The required result is the number of lines below that hold the word "from", stated without anything else.

(Information supplied begins)

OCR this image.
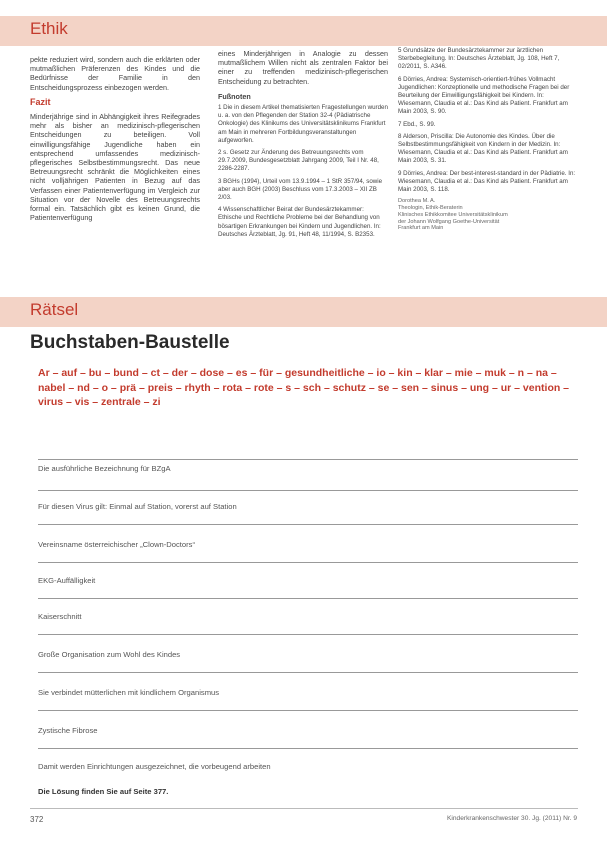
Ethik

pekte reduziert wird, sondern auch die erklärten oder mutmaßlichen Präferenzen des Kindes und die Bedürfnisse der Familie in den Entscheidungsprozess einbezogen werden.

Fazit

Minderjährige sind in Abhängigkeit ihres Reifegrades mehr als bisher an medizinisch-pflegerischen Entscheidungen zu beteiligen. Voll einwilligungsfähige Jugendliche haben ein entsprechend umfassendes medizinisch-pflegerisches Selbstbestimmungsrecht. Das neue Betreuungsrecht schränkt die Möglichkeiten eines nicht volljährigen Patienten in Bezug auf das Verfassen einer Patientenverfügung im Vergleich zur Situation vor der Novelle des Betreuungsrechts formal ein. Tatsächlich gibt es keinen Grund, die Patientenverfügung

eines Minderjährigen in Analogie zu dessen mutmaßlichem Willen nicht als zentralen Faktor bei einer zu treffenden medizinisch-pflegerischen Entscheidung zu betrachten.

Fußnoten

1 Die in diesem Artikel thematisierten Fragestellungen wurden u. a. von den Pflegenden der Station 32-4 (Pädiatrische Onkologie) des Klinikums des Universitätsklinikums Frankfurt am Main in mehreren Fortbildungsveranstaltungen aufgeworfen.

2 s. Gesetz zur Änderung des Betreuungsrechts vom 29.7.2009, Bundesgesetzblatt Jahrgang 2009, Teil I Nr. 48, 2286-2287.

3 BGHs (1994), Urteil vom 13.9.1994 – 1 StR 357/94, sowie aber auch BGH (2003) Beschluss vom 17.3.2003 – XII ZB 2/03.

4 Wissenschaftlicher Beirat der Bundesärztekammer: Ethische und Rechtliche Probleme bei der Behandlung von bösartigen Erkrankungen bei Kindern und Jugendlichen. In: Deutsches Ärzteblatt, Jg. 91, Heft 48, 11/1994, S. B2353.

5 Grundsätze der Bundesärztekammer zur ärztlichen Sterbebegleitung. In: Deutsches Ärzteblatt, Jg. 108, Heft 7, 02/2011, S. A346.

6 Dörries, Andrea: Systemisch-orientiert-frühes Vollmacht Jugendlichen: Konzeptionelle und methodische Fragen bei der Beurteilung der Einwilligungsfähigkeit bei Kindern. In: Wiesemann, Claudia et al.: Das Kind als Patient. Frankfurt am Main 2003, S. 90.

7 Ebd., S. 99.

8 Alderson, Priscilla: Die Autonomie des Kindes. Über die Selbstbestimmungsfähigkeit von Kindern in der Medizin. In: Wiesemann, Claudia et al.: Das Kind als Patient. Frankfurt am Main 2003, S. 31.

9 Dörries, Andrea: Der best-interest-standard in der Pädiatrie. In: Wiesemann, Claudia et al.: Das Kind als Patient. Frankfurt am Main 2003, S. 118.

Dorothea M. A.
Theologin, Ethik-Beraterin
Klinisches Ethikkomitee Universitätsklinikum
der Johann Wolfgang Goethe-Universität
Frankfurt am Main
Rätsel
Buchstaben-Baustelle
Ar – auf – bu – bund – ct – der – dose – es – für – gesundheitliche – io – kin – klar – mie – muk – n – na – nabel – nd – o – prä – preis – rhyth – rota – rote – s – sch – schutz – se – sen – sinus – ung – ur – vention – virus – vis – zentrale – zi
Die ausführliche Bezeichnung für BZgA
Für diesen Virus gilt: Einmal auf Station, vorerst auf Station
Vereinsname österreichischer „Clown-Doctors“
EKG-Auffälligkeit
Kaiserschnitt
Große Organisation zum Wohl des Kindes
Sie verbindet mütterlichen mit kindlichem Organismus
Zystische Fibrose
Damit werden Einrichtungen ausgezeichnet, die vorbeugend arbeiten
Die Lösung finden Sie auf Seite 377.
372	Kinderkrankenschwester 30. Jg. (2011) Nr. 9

(Information supplied ends)
(Information supplied begins)

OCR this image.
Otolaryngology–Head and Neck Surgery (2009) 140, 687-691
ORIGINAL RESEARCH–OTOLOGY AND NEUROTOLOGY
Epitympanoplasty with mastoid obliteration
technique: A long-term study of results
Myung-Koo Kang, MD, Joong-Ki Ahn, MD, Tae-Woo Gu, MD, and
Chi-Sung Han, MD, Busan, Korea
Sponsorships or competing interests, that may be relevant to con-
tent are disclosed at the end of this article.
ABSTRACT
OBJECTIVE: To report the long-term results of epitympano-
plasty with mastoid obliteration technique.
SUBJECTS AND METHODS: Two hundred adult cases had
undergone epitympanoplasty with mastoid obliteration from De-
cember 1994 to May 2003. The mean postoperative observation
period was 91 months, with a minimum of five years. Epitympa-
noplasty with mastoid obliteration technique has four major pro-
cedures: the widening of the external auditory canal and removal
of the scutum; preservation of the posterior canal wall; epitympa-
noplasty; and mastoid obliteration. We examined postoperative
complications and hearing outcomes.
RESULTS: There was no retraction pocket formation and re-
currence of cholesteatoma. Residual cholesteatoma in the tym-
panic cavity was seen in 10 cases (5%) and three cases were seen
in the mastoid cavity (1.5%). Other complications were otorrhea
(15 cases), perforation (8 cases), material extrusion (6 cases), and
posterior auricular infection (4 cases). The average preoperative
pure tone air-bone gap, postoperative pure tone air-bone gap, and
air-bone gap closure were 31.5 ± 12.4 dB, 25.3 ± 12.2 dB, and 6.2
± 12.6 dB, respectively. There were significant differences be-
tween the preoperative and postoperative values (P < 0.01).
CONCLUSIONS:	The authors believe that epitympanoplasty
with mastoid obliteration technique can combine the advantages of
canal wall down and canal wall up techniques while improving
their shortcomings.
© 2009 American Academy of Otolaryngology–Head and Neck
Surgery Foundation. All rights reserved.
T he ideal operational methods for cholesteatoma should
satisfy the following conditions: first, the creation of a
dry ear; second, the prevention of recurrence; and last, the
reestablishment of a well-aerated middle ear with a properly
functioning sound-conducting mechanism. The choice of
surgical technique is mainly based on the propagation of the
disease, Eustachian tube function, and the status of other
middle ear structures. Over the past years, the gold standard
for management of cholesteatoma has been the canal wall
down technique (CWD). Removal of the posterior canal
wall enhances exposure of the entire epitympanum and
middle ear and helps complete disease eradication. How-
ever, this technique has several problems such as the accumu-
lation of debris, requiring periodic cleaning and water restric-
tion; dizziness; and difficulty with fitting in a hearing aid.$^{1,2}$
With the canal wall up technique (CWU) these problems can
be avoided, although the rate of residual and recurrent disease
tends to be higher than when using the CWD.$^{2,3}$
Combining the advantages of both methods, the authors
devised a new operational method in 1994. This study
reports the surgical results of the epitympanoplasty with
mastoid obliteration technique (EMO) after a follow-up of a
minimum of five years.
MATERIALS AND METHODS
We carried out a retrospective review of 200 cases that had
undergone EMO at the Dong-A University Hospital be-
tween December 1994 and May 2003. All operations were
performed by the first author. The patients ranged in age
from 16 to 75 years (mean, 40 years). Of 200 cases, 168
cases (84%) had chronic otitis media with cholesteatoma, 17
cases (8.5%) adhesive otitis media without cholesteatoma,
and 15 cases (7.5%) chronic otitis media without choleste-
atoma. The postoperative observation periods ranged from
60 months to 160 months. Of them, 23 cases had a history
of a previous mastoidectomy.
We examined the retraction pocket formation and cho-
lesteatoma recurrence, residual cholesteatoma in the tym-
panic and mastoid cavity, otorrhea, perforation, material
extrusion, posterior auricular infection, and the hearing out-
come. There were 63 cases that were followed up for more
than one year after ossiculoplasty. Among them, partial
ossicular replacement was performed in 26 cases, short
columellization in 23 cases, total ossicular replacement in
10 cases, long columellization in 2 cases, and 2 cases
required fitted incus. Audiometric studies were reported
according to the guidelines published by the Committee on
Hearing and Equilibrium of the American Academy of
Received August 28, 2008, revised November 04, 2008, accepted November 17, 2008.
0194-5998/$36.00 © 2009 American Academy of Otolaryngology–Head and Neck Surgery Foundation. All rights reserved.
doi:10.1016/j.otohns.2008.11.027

(Information supplied ends)

## [Answer for the task]
3